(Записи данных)
--------------------------------

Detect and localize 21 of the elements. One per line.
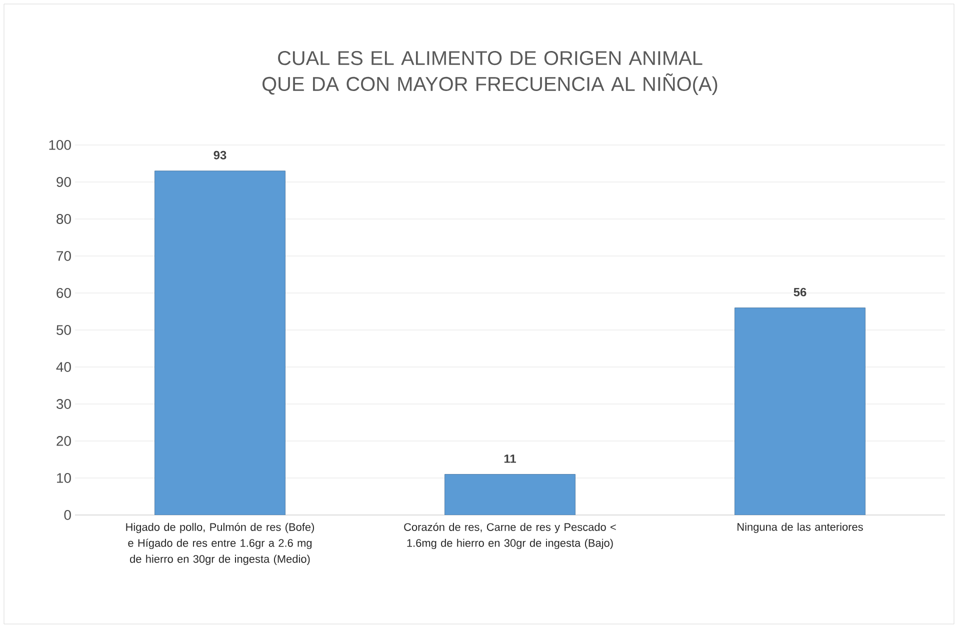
y-tick-label: 70 xyxy=(56,251,71,261)
x-tick-label: Corazón de res, Carne de res y Pescado < 1.6mg de hierro en 30gr de ingesta (Bajo) xyxy=(404,522,616,550)
data-label: 56 xyxy=(794,288,806,296)
bar xyxy=(444,474,576,515)
data-label: 11 xyxy=(504,454,516,463)
y-tick-label: 60 xyxy=(56,288,71,298)
bar xyxy=(154,170,286,515)
chart-title: CUAL ES EL ALIMENTO DE ORIGEN ANIMAL QUE DA CON MAYOR FRECUENCIA AL NIÑO(A) xyxy=(262,51,718,95)
y-tick-label: 40 xyxy=(56,362,71,372)
y-tick-label: 20 xyxy=(56,436,71,446)
y-tick-label: 90 xyxy=(56,177,71,187)
x-tick-label: Ninguna de las anteriores xyxy=(738,522,863,533)
x-tick-label: Higado de pollo, Pulmón de res (Bofe) e Hígado de res entre 1.6gr a 2.6 mg de hierro en 30gr de ingesta (Medio) xyxy=(126,522,314,565)
y-tick-label: 100 xyxy=(49,140,71,150)
y-tick-label: 0 xyxy=(64,510,71,520)
y-tick-label: 50 xyxy=(56,325,71,335)
y-tick-label: 10 xyxy=(57,473,71,483)
y-tick-label: 80 xyxy=(56,214,71,224)
y-tick-label: 30 xyxy=(56,399,71,409)
bar xyxy=(734,308,866,515)
data-label: 93 xyxy=(214,150,226,160)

--------------------------------

> **Условие задания**
Подсчитайте строки выше, в которых встречается слово «data», с учетом регистра. В ответе укажите только число.

> **Полный ответ**
3